§ EXERCISE: Can you pull out each line of the data below that includes the word "holes"?

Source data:

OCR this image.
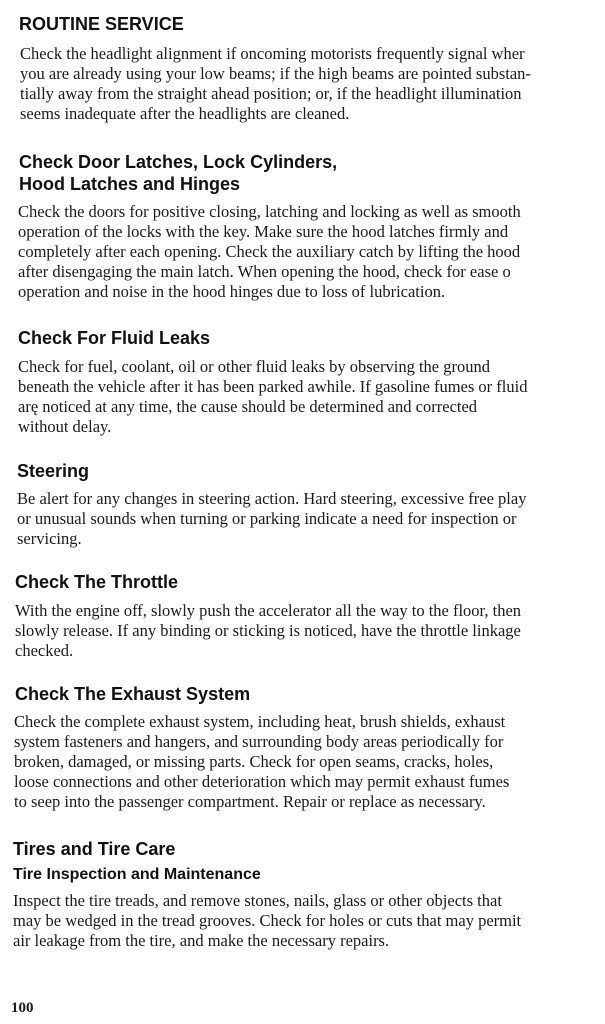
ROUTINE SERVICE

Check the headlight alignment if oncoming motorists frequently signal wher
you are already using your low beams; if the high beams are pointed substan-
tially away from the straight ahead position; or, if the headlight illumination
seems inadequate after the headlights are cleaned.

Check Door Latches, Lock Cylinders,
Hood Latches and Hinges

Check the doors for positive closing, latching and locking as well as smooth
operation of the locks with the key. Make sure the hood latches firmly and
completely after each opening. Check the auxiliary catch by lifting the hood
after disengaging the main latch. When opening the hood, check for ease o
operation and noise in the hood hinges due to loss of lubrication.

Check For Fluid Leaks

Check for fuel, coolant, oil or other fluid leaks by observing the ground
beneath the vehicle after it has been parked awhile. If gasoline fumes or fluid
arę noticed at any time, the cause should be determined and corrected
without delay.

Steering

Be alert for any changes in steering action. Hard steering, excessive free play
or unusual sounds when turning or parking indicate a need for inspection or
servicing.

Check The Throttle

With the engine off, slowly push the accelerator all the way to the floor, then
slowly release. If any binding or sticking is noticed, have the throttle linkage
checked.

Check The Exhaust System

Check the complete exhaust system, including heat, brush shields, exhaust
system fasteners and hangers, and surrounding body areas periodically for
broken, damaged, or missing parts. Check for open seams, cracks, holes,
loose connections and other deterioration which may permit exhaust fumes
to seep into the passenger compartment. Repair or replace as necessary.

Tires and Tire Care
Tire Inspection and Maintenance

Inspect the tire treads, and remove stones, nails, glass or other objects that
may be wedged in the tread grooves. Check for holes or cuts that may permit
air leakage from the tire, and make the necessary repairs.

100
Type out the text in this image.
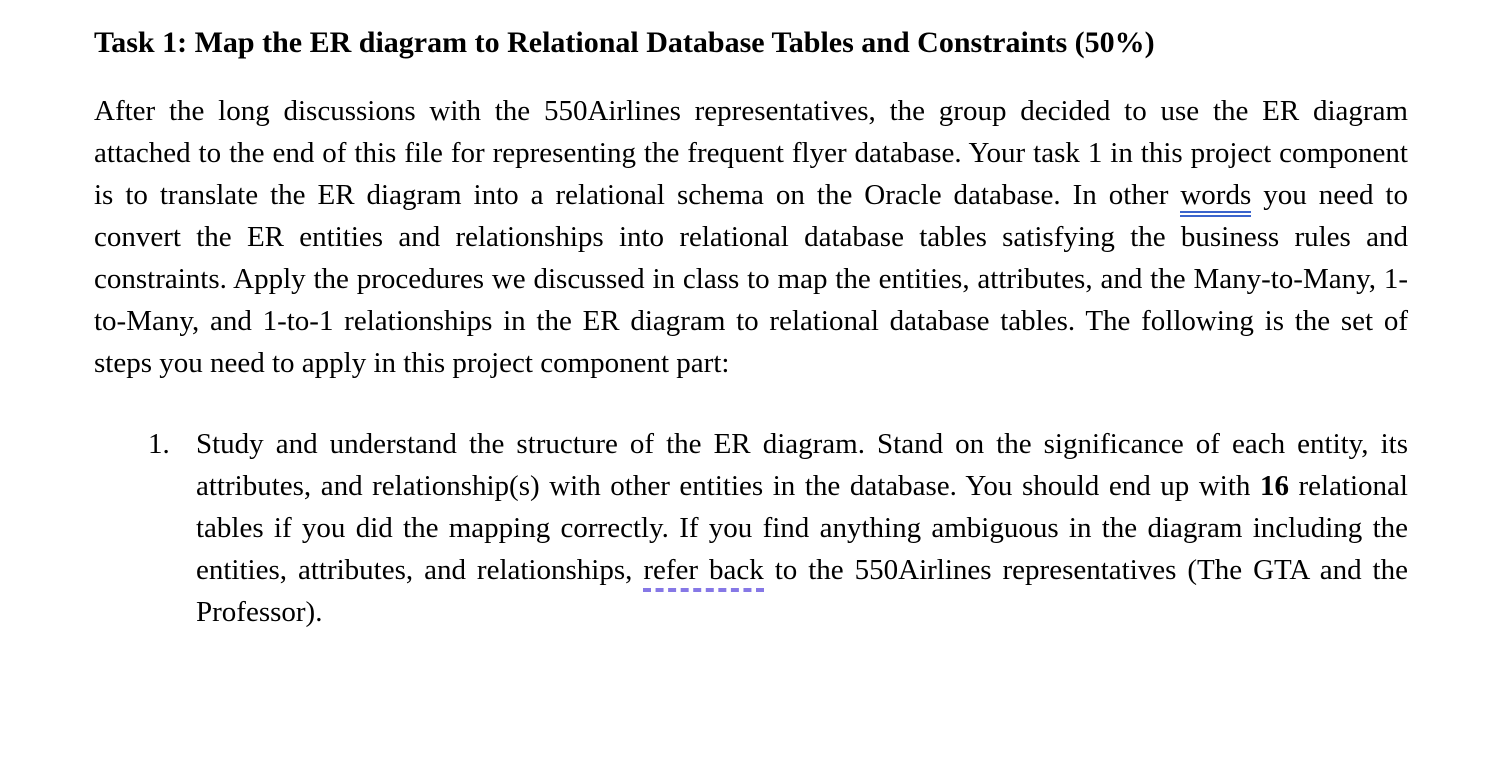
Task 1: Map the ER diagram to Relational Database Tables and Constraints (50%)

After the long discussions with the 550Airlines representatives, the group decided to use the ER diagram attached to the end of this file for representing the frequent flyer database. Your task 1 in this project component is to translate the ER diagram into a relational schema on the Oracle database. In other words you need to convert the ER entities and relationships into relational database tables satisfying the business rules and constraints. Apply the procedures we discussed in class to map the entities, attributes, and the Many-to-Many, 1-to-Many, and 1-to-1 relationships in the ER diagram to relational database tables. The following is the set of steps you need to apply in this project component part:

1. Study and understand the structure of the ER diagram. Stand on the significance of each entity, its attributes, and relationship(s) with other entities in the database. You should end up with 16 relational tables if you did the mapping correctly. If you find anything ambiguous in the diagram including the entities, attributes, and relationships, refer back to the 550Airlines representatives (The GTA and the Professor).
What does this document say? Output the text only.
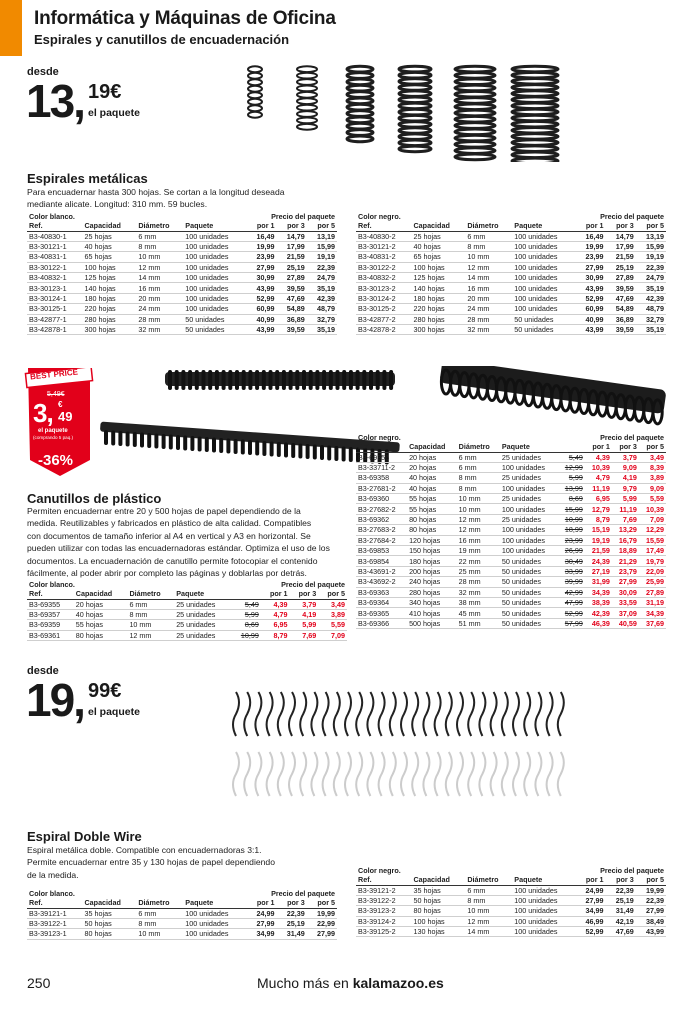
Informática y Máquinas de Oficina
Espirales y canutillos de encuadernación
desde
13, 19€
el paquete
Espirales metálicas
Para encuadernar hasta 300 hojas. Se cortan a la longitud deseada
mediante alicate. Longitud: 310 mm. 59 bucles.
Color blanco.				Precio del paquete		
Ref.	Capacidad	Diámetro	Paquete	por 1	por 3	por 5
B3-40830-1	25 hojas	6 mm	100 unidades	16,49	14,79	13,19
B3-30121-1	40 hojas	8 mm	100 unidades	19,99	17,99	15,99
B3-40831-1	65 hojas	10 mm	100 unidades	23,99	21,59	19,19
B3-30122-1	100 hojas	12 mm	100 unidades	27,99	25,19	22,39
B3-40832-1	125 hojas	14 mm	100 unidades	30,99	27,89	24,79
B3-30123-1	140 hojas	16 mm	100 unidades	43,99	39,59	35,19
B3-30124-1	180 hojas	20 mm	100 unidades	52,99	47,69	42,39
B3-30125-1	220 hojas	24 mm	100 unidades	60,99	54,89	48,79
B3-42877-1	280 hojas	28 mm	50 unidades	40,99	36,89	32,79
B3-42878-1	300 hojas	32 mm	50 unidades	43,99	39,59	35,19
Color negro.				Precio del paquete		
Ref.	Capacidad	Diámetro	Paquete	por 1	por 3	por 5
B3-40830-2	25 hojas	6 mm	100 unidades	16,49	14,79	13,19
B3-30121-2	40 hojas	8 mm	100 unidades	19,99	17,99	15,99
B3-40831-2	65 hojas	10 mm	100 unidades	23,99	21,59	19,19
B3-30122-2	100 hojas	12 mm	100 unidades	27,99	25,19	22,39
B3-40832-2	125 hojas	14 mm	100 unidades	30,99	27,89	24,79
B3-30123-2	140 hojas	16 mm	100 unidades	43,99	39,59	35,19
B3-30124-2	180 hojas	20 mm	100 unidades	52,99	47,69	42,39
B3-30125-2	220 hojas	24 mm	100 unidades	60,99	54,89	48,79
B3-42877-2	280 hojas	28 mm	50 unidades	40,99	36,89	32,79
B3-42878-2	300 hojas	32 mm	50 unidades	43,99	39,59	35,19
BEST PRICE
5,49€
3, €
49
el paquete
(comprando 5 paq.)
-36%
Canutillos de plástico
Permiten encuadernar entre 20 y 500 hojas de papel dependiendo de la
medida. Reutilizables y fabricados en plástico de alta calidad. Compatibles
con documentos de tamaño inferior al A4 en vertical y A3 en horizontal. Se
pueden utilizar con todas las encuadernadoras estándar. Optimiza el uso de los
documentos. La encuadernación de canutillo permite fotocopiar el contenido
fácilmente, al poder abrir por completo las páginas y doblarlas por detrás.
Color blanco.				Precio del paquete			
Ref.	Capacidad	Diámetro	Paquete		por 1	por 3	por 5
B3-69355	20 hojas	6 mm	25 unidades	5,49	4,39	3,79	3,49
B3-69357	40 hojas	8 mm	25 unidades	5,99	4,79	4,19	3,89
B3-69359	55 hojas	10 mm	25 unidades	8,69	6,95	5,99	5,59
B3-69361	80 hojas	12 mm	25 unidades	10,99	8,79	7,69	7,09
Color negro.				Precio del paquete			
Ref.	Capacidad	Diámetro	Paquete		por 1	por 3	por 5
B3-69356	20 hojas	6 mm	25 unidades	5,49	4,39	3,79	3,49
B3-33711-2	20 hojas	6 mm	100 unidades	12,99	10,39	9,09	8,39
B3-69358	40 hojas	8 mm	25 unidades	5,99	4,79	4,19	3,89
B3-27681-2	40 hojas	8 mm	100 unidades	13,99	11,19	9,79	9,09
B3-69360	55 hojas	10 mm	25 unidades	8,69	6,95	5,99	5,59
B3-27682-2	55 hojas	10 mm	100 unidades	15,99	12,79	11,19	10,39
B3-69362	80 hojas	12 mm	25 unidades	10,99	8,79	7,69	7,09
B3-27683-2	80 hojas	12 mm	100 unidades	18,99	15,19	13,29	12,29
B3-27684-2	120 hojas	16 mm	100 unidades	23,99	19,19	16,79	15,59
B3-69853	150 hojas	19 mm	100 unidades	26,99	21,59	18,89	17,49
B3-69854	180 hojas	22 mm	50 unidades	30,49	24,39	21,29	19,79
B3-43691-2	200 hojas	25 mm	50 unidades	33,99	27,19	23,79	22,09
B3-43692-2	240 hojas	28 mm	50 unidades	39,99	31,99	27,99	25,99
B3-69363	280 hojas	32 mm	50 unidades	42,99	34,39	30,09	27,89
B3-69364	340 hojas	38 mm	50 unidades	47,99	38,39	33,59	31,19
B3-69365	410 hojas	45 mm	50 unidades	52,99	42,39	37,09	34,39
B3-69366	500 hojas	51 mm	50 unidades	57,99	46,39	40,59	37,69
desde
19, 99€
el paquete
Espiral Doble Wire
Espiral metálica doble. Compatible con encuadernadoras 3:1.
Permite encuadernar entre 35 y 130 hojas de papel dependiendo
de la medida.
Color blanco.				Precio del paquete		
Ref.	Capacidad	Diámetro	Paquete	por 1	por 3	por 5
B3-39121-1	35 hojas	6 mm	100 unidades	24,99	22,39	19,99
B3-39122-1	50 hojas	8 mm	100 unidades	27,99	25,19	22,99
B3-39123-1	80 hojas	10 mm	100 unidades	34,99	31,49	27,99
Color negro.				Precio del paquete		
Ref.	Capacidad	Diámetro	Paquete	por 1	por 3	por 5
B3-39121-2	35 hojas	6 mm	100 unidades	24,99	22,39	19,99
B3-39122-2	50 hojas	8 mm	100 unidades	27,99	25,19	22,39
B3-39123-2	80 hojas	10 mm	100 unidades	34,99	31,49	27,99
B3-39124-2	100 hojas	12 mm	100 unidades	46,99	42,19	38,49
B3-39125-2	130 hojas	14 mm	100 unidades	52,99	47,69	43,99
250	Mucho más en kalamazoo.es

§ FINAL RESULT:
broken, damaged, or missing parts. Check for open seams, cracks, holes,
may be wedged in the tread grooves. Check for holes or cuts that may permit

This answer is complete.